GIVEN PROBLEM | Locate and copy each line in the data that contains the word "Reduction".

INFORMATION SUPPLIED |
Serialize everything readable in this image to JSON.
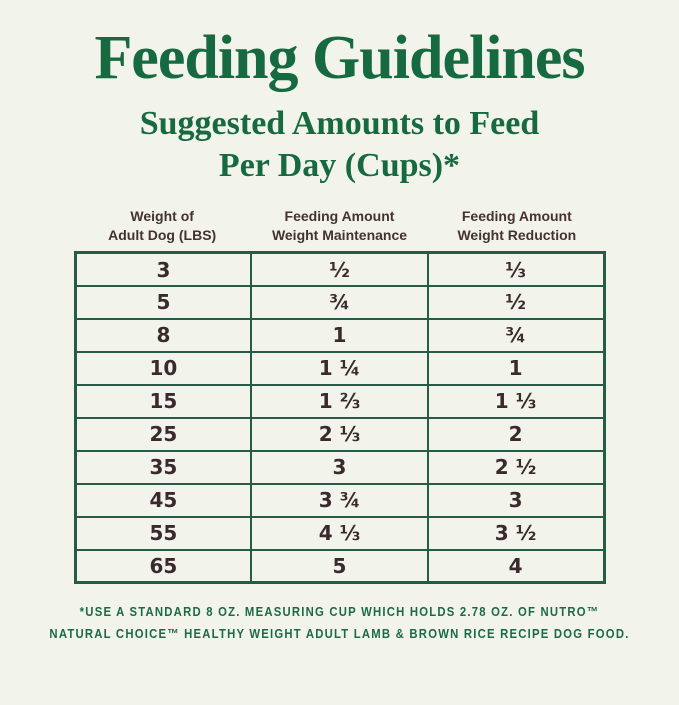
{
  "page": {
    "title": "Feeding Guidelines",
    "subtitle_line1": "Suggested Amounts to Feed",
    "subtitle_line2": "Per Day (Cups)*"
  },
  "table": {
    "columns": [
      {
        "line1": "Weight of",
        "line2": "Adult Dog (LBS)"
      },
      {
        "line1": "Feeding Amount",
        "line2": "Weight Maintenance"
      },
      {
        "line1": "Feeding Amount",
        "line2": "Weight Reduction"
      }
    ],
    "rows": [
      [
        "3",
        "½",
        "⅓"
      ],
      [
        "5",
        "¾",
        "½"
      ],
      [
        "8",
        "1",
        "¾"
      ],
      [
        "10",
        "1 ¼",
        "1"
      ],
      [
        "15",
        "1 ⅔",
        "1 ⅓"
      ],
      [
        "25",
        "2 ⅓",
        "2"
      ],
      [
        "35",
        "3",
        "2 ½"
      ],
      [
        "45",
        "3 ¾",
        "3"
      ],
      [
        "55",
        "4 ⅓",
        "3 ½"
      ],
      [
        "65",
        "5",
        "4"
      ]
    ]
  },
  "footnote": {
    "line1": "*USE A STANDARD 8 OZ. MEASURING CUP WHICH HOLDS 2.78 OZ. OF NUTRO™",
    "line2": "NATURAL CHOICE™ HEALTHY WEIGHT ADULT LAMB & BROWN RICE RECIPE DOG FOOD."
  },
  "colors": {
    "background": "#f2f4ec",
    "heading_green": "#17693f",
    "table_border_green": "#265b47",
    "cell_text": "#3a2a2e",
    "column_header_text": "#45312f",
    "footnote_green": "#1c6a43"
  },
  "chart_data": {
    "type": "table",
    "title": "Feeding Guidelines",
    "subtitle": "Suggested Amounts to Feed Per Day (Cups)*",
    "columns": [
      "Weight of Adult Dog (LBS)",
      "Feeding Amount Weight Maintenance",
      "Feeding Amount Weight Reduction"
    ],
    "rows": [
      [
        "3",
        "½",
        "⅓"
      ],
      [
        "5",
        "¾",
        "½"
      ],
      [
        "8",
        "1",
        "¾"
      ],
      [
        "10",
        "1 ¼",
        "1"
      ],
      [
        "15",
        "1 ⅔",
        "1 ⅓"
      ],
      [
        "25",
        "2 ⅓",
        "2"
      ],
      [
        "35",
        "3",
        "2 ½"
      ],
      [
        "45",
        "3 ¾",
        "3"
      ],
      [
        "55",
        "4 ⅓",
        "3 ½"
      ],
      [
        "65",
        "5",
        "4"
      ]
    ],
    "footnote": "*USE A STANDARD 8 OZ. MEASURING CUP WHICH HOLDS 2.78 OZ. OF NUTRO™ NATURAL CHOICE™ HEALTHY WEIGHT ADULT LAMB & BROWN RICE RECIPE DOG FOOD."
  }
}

TASK OUTPUT |
        "line2": "Weight Reduction"
      "Feeding Amount Weight Reduction"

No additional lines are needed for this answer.